EXCERPTED TEXT
The biggest clue missing from this attempt to forecast a Sanders foreign policy, however, is knowing who he will turn to for foreign policy advice, and how he will structure his national security advising process. As I suggested to Knox, the two questions I would ask candidate Sanders on this topic are: “Who are you going to listen to on foreign policy? How will your organize your foreign policy process?” In thinking about these questions, I am reminded of this excellent Washington Post analysis of the Obama foreign policy decisionmaking process (hat tip to Jack Goodman) which shows how, on crucial policy decisions, Obama increasingly sought to bypass the foreign policy establishment in favor of centralizing decisionmaking within his own White House Office. As I’ve discussed in my book Bitter Harvest, this pattern of White House centralization did not start with Obama; it has been a growing trend among recent presidents. And while the propensity among recent presidents to want to exercise tight control of foreign policy is understandable, there are real costs to this strategy. As the WaPo critique of Obama’s foreign policy process suggests, White House centralization also makes it less likely that presidents are going to hear dissenting voices, particularly from experts whose views may clash with that of the president’s closest political advisers.

ENTRIES PROVIDED
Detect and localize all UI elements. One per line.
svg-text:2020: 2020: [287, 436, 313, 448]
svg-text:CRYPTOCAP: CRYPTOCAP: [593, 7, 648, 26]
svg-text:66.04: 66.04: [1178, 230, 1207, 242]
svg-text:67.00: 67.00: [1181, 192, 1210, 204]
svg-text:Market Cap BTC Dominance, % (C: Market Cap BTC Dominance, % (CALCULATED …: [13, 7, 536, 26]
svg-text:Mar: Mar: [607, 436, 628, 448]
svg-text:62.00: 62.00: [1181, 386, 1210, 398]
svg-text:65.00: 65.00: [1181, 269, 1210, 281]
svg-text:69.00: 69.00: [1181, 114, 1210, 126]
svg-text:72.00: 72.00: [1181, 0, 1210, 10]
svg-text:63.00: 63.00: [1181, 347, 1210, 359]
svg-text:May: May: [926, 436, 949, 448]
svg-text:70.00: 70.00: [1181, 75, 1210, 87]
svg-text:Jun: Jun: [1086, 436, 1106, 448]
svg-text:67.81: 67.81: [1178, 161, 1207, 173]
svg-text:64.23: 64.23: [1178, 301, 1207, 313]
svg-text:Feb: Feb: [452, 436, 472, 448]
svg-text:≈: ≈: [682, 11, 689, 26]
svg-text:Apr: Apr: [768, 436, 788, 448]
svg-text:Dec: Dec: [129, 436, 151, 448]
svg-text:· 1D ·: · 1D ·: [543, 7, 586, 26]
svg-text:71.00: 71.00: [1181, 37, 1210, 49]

EXERCISE INSTRUCTIONS
• A. In the Sanders foreign policy excerpt, what book did the author discuss White House centralization in?
• B. Which people are named in the Sanders foreign policy excerpt?
• C. Continue the Sanders foreign policy excerpt from its final sentence.
The records are separate material and are not related to the Sanders foreign policy excerpt.

ANSWERS FOR THIS EXERCISE
• A. Bitter Harvest

• B. Sanders, Knox, Obama, Jack Goodman

• C.
When it comes to assessing presidential candidates’ preparation for the White House, issues of institutional organization and process typically take a backseat to journalists’ concerns regarding where candidates stand on the issues. This is unfortunate. As the critique of Obama’s foreign policy process suggests, and as President Bush discovered in his effort to direct the response to Hurricane Katrina a decade ago, a president’s legacy often turns less on what he believes and what issues he pursues than it does on how well he chooses and manages the officials who work on his behalf. Let’s hope journalists push Candidate Sanders on these managerial issues, so that President Sanders doesn’t have to learn their importance in the heat of a crisis. We will all be better off if Sanders gives these managerial issues some careful thought before entering the White House.